# REQUIRED TASK
Give only the number of lines that contain the word "your".

==== RECORD EXCERPTS

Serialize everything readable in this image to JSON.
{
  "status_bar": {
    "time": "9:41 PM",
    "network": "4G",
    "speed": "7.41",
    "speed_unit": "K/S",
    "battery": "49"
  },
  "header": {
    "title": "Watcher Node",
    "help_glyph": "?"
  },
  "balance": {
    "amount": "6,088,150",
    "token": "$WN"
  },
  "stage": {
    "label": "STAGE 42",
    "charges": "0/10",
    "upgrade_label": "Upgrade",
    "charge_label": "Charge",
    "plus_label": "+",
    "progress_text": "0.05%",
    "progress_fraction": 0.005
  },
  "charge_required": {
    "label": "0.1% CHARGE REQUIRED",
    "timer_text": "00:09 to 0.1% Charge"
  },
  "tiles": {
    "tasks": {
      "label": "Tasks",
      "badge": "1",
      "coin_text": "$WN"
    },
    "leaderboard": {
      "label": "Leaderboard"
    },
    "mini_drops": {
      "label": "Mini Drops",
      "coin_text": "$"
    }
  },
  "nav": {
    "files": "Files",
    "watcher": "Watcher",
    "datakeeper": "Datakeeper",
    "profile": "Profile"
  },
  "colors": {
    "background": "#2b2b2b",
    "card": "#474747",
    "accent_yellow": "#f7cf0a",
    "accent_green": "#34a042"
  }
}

========
==== RECORD EXCERPTS

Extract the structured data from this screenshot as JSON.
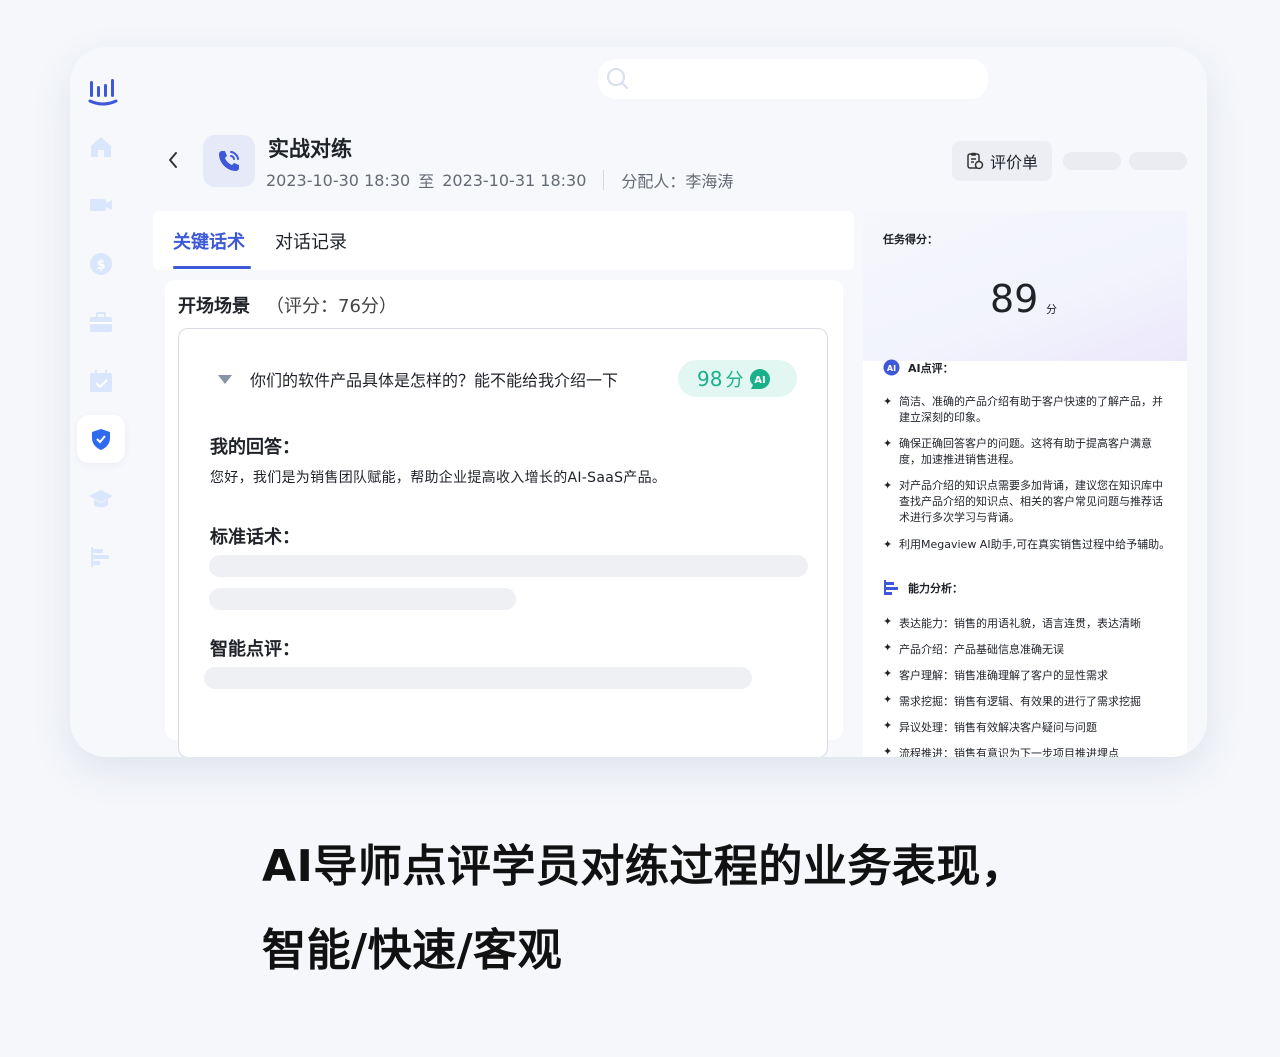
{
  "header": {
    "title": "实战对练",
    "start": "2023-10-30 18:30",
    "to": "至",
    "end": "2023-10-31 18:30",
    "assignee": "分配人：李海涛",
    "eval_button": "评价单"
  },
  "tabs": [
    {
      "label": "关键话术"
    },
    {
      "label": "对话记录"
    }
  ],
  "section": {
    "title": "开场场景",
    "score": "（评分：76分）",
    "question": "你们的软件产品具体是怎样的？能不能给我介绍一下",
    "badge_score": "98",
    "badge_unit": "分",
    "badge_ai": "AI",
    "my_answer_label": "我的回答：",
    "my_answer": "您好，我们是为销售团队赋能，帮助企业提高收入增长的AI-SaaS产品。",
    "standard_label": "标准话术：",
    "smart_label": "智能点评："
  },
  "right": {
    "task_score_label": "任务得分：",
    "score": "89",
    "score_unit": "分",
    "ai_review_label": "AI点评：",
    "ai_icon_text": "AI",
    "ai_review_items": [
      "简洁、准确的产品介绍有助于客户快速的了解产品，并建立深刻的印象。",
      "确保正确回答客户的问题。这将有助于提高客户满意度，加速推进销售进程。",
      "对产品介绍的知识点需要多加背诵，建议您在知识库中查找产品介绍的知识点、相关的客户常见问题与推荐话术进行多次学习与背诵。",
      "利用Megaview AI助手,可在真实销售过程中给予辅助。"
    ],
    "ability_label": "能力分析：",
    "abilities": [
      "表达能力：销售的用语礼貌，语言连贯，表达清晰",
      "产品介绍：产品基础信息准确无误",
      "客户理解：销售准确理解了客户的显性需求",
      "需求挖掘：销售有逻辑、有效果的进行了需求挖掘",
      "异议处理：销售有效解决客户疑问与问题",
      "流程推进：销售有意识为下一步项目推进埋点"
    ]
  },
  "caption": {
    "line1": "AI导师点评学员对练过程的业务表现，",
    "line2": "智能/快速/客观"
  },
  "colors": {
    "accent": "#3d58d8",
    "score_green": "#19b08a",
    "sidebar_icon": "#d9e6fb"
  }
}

========
==== RECORD EXCERPTS

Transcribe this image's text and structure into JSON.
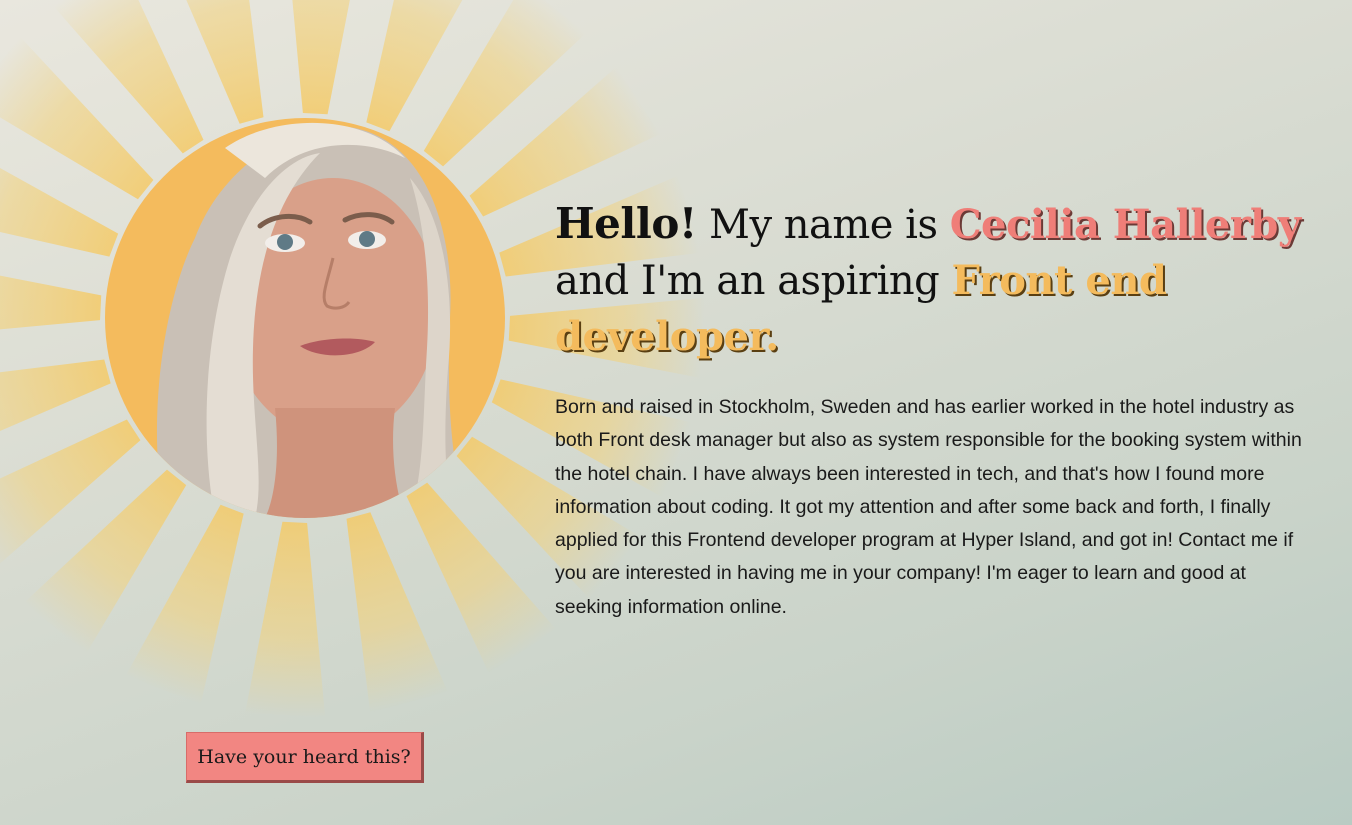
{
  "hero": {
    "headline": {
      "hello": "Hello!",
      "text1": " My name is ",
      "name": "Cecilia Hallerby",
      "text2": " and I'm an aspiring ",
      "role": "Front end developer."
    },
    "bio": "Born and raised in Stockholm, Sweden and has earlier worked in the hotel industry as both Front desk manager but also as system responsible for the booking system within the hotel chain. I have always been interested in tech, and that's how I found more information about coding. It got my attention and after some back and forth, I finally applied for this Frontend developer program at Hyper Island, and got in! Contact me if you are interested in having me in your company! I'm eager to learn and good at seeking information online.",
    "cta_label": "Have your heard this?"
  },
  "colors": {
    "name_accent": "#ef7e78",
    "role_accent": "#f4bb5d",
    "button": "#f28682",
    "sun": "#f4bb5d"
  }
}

========

# FULL ANSWER
2